— Task details —
Go through the listing and return every line with "from" in it.

Recorded data:
━━━━━━━━━━━━━━━━━━━━
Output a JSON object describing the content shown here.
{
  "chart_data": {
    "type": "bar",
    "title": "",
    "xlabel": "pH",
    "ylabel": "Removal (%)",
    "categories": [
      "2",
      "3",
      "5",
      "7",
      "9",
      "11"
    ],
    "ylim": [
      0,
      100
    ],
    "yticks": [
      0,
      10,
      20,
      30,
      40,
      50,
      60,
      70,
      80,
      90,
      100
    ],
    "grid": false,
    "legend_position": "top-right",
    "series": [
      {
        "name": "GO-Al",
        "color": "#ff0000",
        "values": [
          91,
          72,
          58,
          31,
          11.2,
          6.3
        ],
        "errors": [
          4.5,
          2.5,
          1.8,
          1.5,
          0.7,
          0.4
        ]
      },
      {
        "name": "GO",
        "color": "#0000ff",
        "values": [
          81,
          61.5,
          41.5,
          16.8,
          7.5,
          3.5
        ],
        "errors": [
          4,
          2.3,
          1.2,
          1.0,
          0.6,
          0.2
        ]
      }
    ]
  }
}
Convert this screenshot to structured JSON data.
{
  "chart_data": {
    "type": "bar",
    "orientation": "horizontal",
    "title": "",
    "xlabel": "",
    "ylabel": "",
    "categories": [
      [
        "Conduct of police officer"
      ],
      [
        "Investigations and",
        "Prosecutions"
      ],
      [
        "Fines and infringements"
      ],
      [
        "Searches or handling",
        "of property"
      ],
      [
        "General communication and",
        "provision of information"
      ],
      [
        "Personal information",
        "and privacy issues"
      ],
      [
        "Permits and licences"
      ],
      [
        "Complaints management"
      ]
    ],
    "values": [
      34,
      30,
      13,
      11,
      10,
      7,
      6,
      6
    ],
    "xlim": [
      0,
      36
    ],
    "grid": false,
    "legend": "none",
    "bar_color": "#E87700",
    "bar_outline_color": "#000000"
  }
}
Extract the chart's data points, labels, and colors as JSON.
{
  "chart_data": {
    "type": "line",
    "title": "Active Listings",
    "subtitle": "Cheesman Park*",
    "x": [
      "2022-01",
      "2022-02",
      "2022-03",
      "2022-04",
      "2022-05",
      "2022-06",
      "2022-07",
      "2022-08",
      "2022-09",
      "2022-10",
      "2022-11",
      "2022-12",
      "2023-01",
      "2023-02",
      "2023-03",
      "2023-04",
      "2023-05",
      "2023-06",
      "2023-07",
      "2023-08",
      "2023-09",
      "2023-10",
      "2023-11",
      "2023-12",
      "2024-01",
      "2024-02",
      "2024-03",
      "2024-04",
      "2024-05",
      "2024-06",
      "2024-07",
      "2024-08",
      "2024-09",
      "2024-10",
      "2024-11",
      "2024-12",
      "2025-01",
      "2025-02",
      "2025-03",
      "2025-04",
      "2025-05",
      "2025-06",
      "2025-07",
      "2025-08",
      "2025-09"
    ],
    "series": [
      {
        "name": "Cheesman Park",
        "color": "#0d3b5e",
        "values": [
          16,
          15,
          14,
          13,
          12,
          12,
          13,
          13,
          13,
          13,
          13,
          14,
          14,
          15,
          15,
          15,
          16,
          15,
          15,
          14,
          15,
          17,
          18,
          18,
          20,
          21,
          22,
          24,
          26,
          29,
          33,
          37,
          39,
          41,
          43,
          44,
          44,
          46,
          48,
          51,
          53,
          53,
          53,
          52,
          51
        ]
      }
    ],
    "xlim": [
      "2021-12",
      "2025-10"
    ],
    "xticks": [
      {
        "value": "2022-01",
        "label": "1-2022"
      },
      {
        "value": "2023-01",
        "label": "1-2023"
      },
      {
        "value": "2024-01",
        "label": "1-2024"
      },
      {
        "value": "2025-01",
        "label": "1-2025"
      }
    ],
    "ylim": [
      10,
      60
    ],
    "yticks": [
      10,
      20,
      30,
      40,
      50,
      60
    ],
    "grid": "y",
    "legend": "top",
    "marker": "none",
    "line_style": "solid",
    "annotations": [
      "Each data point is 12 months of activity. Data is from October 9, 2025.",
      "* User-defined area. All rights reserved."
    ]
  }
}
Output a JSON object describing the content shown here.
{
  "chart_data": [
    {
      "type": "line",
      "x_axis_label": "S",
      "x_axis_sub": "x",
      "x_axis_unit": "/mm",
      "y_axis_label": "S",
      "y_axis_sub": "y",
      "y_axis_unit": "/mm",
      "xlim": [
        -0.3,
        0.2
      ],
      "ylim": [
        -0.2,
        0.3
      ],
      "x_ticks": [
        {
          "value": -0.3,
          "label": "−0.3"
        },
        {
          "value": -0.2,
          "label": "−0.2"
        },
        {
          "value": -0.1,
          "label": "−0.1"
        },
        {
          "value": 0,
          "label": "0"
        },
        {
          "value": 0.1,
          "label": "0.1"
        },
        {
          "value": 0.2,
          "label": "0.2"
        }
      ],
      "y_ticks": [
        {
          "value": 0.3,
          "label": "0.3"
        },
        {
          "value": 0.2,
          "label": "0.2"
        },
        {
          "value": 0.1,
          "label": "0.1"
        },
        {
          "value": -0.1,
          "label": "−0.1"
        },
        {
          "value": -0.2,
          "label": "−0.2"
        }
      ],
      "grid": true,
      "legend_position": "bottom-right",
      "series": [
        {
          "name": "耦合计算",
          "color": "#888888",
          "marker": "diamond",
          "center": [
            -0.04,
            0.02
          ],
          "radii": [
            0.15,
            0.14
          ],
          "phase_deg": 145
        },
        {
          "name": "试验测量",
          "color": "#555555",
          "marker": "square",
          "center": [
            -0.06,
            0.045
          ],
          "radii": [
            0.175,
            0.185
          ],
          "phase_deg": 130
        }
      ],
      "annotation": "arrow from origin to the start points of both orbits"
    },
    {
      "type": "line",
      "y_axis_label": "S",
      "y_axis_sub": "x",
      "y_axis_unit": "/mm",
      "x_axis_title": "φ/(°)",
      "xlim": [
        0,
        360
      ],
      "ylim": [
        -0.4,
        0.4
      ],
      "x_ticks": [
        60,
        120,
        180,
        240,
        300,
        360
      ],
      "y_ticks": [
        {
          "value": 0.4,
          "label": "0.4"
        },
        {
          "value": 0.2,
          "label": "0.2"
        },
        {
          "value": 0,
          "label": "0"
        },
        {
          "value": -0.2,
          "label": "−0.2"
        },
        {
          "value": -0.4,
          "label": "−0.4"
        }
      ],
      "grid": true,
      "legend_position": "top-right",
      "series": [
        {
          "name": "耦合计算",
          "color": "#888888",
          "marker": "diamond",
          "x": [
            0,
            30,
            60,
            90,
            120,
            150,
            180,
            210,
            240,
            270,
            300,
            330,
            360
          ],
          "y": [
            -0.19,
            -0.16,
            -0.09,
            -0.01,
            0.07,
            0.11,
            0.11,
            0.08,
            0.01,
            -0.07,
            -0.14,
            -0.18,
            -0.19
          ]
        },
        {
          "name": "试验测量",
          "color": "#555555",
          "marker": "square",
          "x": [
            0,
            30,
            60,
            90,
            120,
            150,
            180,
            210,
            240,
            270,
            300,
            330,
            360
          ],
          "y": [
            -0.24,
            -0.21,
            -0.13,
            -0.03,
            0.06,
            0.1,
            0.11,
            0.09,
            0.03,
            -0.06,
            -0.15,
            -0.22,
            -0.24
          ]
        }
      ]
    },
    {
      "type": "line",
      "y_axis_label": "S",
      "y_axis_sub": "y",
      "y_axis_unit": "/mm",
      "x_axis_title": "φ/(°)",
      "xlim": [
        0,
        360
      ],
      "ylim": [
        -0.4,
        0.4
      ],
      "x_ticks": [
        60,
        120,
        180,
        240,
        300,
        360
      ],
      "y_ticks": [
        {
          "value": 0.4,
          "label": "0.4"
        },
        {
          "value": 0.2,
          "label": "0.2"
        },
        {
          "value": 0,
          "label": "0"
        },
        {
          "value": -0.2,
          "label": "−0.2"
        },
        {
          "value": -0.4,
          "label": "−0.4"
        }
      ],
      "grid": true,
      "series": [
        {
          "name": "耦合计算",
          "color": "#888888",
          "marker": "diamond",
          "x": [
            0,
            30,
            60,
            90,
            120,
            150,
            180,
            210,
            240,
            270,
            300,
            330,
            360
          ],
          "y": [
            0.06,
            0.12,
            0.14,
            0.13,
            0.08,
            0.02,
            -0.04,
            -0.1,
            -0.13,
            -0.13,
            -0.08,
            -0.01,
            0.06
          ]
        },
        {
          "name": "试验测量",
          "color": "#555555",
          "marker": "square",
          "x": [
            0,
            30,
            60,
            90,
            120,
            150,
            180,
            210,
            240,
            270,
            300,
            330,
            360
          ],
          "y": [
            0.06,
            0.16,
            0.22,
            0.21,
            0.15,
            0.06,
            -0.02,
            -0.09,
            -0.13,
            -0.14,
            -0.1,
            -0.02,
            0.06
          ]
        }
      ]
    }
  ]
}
━━━━━━━━━━━━━━━━━━━━
— Solution for this exercise —
      "Each data point is 12 months of activity. Data is from October 9, 2025.",
      "annotation": "arrow from origin to the start points of both orbits"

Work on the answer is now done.